Work required.
In the data below, find every line with the string "CHUVA" and pull it out.

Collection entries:
|---|

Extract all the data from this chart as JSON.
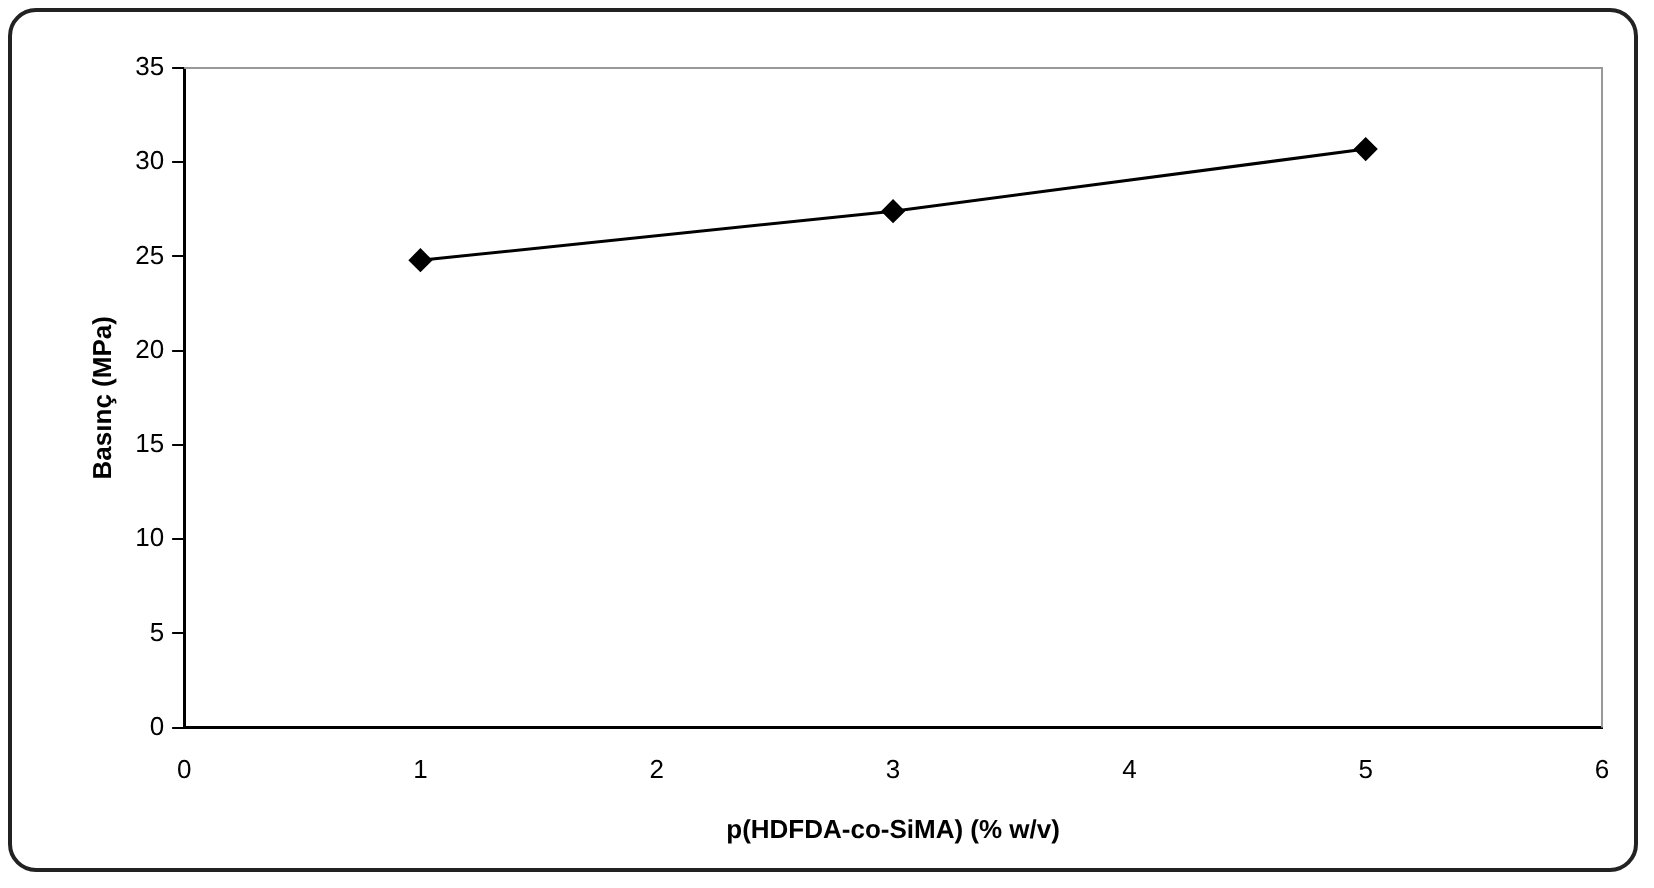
{
  "chart_data": {
    "type": "line",
    "xlabel": "p(HDFDA-co-SiMA) (% w/v)",
    "ylabel": "Basınç (MPa)",
    "x": [
      1,
      3,
      5
    ],
    "series": [
      {
        "color": "#000000",
        "values": [
          24.8,
          27.4,
          30.7
        ]
      }
    ],
    "xlim": [
      0,
      6
    ],
    "xticks": [
      0,
      1,
      2,
      3,
      4,
      5,
      6
    ],
    "ylim": [
      0,
      35
    ],
    "yticks": [
      0,
      5,
      10,
      15,
      20,
      25,
      30,
      35
    ],
    "grid": false,
    "legend": false,
    "marker": "diamond",
    "line_style": "solid"
  }
}
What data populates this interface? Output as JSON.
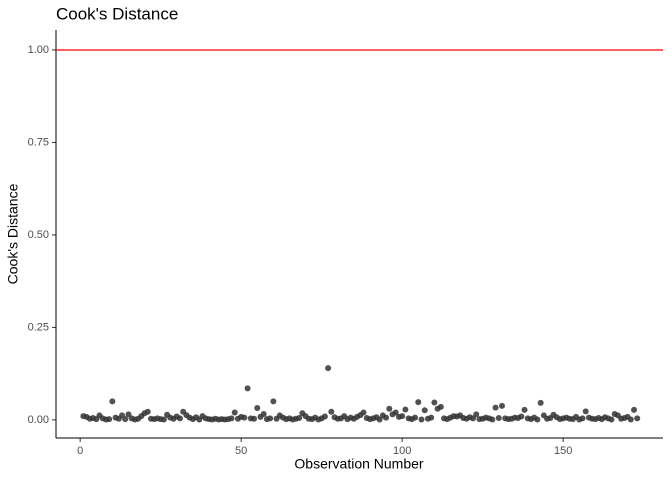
{
  "chart_data": {
    "type": "scatter",
    "title": "Cook's Distance",
    "x_label": "Observation Number",
    "y_label": "Cook's Distance",
    "x": [
      1,
      2,
      3,
      4,
      5,
      6,
      7,
      8,
      9,
      10,
      11,
      12,
      13,
      14,
      15,
      16,
      17,
      18,
      19,
      20,
      21,
      22,
      23,
      24,
      25,
      26,
      27,
      28,
      29,
      30,
      31,
      32,
      33,
      34,
      35,
      36,
      37,
      38,
      39,
      40,
      41,
      42,
      43,
      44,
      45,
      46,
      47,
      48,
      49,
      50,
      51,
      52,
      53,
      54,
      55,
      56,
      57,
      58,
      59,
      60,
      61,
      62,
      63,
      64,
      65,
      66,
      67,
      68,
      69,
      70,
      71,
      72,
      73,
      74,
      75,
      76,
      77,
      78,
      79,
      80,
      81,
      82,
      83,
      84,
      85,
      86,
      87,
      88,
      89,
      90,
      91,
      92,
      93,
      94,
      95,
      96,
      97,
      98,
      99,
      100,
      101,
      102,
      103,
      104,
      105,
      106,
      107,
      108,
      109,
      110,
      111,
      112,
      113,
      114,
      115,
      116,
      117,
      118,
      119,
      120,
      121,
      122,
      123,
      124,
      125,
      126,
      127,
      128,
      129,
      130,
      131,
      132,
      133,
      134,
      135,
      136,
      137,
      138,
      139,
      140,
      141,
      142,
      143,
      144,
      145,
      146,
      147,
      148,
      149,
      150,
      151,
      152,
      153,
      154,
      155,
      156,
      157,
      158,
      159,
      160,
      161,
      162,
      163,
      164,
      165,
      166,
      167,
      168,
      169,
      170,
      171,
      172,
      173
    ],
    "values": [
      0.01,
      0.008,
      0.003,
      0.005,
      0.002,
      0.012,
      0.004,
      0.001,
      0.002,
      0.05,
      0.006,
      0.003,
      0.012,
      0.002,
      0.015,
      0.004,
      0.001,
      0.003,
      0.01,
      0.018,
      0.022,
      0.003,
      0.002,
      0.004,
      0.002,
      0.001,
      0.014,
      0.006,
      0.003,
      0.009,
      0.004,
      0.022,
      0.013,
      0.006,
      0.002,
      0.007,
      0.001,
      0.01,
      0.004,
      0.002,
      0.001,
      0.003,
      0.001,
      0.002,
      0.001,
      0.002,
      0.004,
      0.02,
      0.003,
      0.008,
      0.006,
      0.085,
      0.004,
      0.003,
      0.032,
      0.008,
      0.016,
      0.002,
      0.004,
      0.05,
      0.003,
      0.012,
      0.006,
      0.002,
      0.004,
      0.001,
      0.003,
      0.005,
      0.018,
      0.01,
      0.003,
      0.002,
      0.006,
      0.001,
      0.004,
      0.009,
      0.14,
      0.022,
      0.007,
      0.003,
      0.004,
      0.01,
      0.002,
      0.006,
      0.003,
      0.008,
      0.013,
      0.02,
      0.005,
      0.002,
      0.004,
      0.007,
      0.001,
      0.012,
      0.006,
      0.03,
      0.015,
      0.02,
      0.008,
      0.01,
      0.028,
      0.004,
      0.002,
      0.006,
      0.048,
      0.001,
      0.026,
      0.003,
      0.006,
      0.047,
      0.03,
      0.035,
      0.004,
      0.002,
      0.006,
      0.01,
      0.009,
      0.012,
      0.005,
      0.003,
      0.007,
      0.004,
      0.015,
      0.002,
      0.003,
      0.006,
      0.004,
      0.001,
      0.033,
      0.005,
      0.038,
      0.004,
      0.002,
      0.003,
      0.006,
      0.005,
      0.009,
      0.027,
      0.004,
      0.002,
      0.006,
      0.001,
      0.046,
      0.012,
      0.003,
      0.005,
      0.014,
      0.007,
      0.002,
      0.004,
      0.006,
      0.003,
      0.002,
      0.008,
      0.001,
      0.004,
      0.023,
      0.006,
      0.003,
      0.002,
      0.005,
      0.002,
      0.007,
      0.004,
      0.001,
      0.016,
      0.012,
      0.003,
      0.005,
      0.008,
      0.001,
      0.027,
      0.004
    ],
    "color": "#333333",
    "xlim": [
      -7.5,
      181
    ],
    "ylim": [
      -0.049,
      1.054
    ],
    "xticks": [
      0,
      50,
      100,
      150
    ],
    "yticks": [
      {
        "value": 0,
        "label": "0.00"
      },
      {
        "value": 0.25,
        "label": "0.25"
      },
      {
        "value": 0.5,
        "label": "0.50"
      },
      {
        "value": 0.75,
        "label": "0.75"
      },
      {
        "value": 1,
        "label": "1.00"
      }
    ],
    "hline": {
      "value": 1,
      "color": "#ff0000"
    }
  }
}
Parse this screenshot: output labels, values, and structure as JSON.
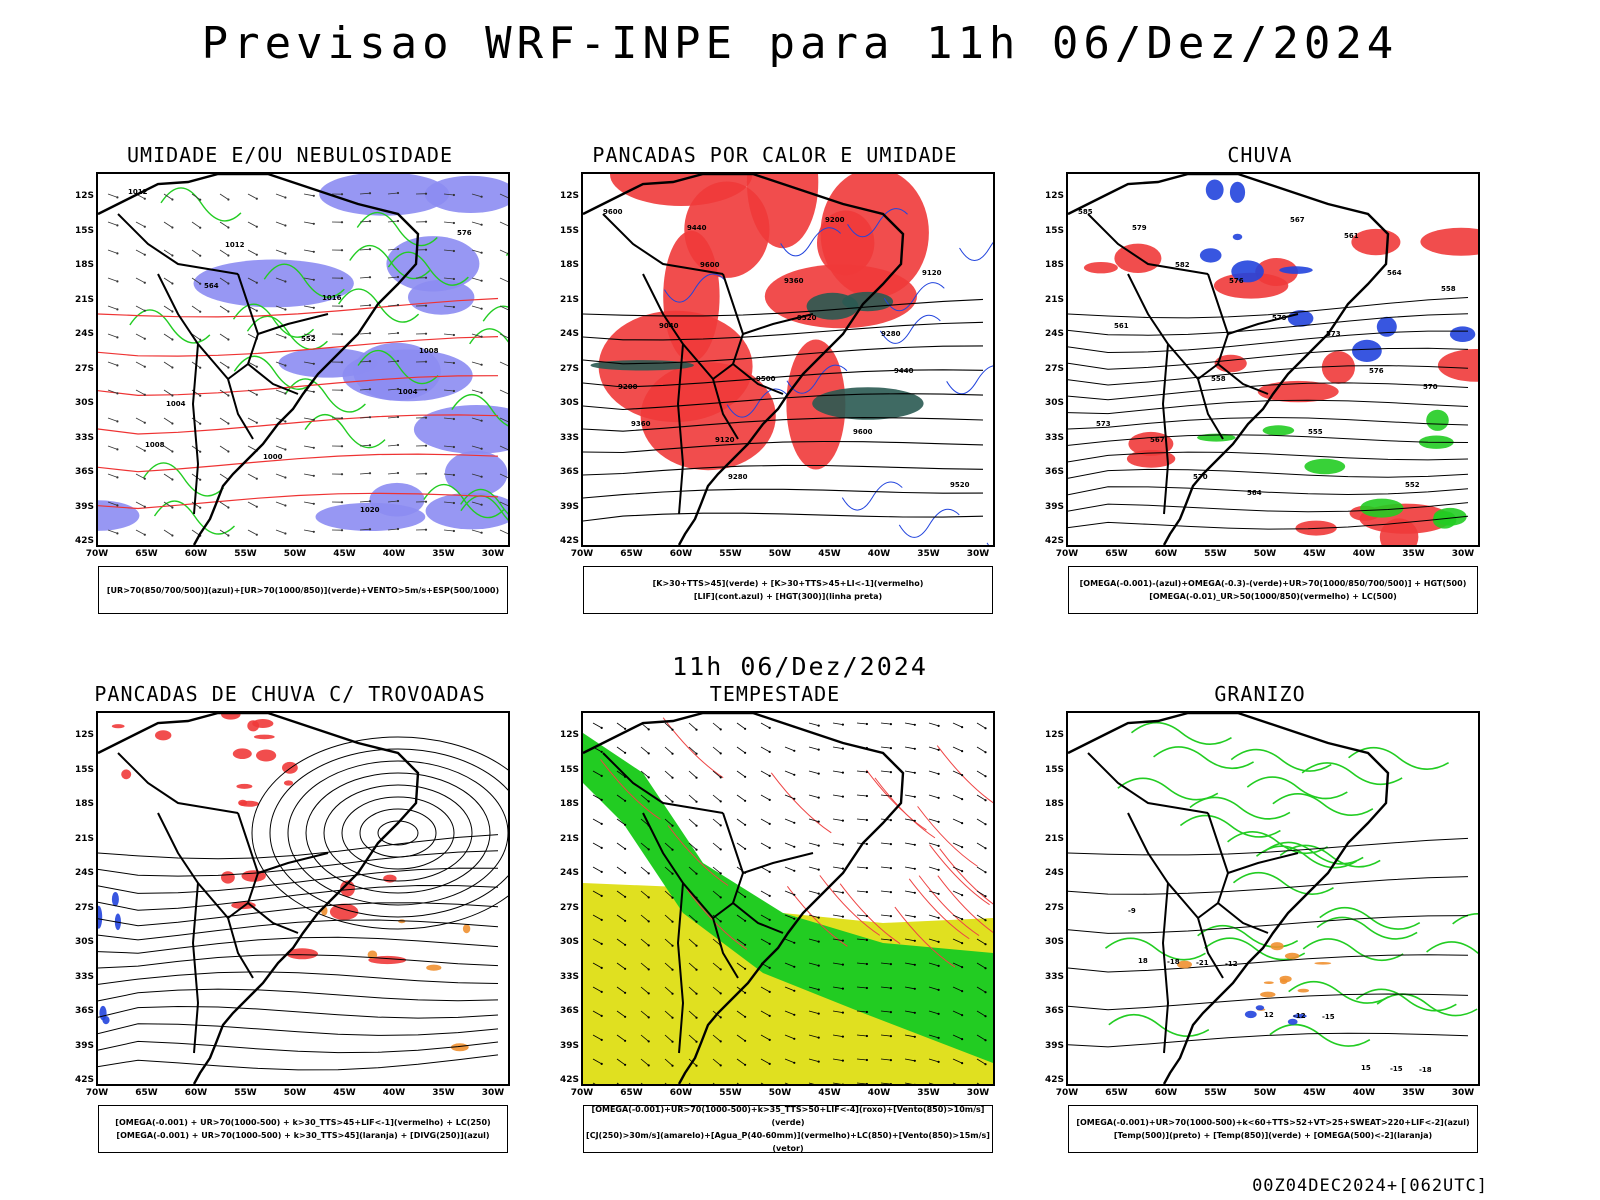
{
  "main_title": "Previsao WRF-INPE  para 11h 06/Dez/2024",
  "mid_title": "11h 06/Dez/2024",
  "footer": "00Z04DEC2024+[062UTC]",
  "lat_labels": [
    "12S",
    "15S",
    "18S",
    "21S",
    "24S",
    "27S",
    "30S",
    "33S",
    "36S",
    "39S",
    "42S"
  ],
  "lon_labels": [
    "70W",
    "65W",
    "60W",
    "55W",
    "50W",
    "45W",
    "40W",
    "35W",
    "30W"
  ],
  "colors": {
    "blue_fill": "#8c8cf2",
    "green_contour": "#22cc22",
    "red_fill": "#f03a3a",
    "dark_teal": "#2a5a52",
    "blue_contour": "#2244dd",
    "yellow": "#e0e020",
    "orange": "#f09030",
    "bright_green": "#22cc22"
  },
  "panels": [
    {
      "title": "UMIDADE E/OU NEBULOSIDADE",
      "legend": [
        "[UR>70(850/700/500)](azul)+[UR>70(1000/850)](verde)+VENTO>5m/s+ESP(500/1000)"
      ],
      "contour_labels": [
        "1012",
        "1012",
        "1016",
        "1008",
        "1004",
        "1000",
        "1020",
        "576",
        "564",
        "552",
        "1004",
        "1008"
      ]
    },
    {
      "title": "PANCADAS POR CALOR E UMIDADE",
      "legend": [
        "[K>30+TTS>45](verde) + [K>30+TTS>45+LI<-1](vermelho)",
        "[LIF](cont.azul) + [HGT(300)](linha preta)"
      ],
      "contour_labels": [
        "9600",
        "9600",
        "9520",
        "9440",
        "9360",
        "9280",
        "9200",
        "9120",
        "9040",
        "9500",
        "9600",
        "9520",
        "9440",
        "9360",
        "9280",
        "9200",
        "9120"
      ]
    },
    {
      "title": "CHUVA",
      "legend": [
        "[OMEGA(-0.001)-(azul)+OMEGA(-0.3)-(verde)+UR>70(1000/850/700/500)] + HGT(500)",
        "[OMEGA(-0.01)_UR>50(1000/850)(vermelho) + LC(500)"
      ],
      "contour_labels": [
        "585",
        "582",
        "579",
        "576",
        "573",
        "570",
        "567",
        "564",
        "561",
        "558",
        "555",
        "552",
        "579",
        "576",
        "573",
        "570",
        "567",
        "564",
        "561",
        "558"
      ]
    },
    {
      "title": "PANCADAS DE CHUVA C/ TROVOADAS",
      "legend": [
        "[OMEGA(-0.001) + UR>70(1000-500) + k>30_TTS>45+LIF<-1](vermelho) + LC(250)",
        "[OMEGA(-0.001) + UR>70(1000-500) + k>30_TTS>45](laranja) + [DIVG(250)](azul)"
      ],
      "contour_labels": []
    },
    {
      "title": "TEMPESTADE",
      "legend": [
        "[OMEGA(-0.001)+UR>70(1000-500)+k>35_TTS>50+LIF<-4](roxo)+[Vento(850)>10m/s](verde)",
        "[CJ(250)>30m/s](amarelo)+[Agua_P(40-60mm)](vermelho)+LC(850)+[Vento(850)>15m/s](vetor)"
      ],
      "contour_labels": []
    },
    {
      "title": "GRANIZO",
      "legend": [
        "[OMEGA(-0.001)+UR>70(1000-500)+k<60+TTS>52+VT>25+SWEAT>220+LIF<-2](azul)",
        "[Temp(500)](preto) + [Temp(850)](verde) + [OMEGA(500)<-2](laranja)"
      ],
      "contour_labels": [
        "-9",
        "-12",
        "-15",
        "-18",
        "-21",
        "-12",
        "-15",
        "-18",
        "12",
        "15",
        "18"
      ]
    }
  ]
}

|---|

In response.
      "title": "CHUVA",
      "title": "PANCADAS DE CHUVA C/ TROVOADAS",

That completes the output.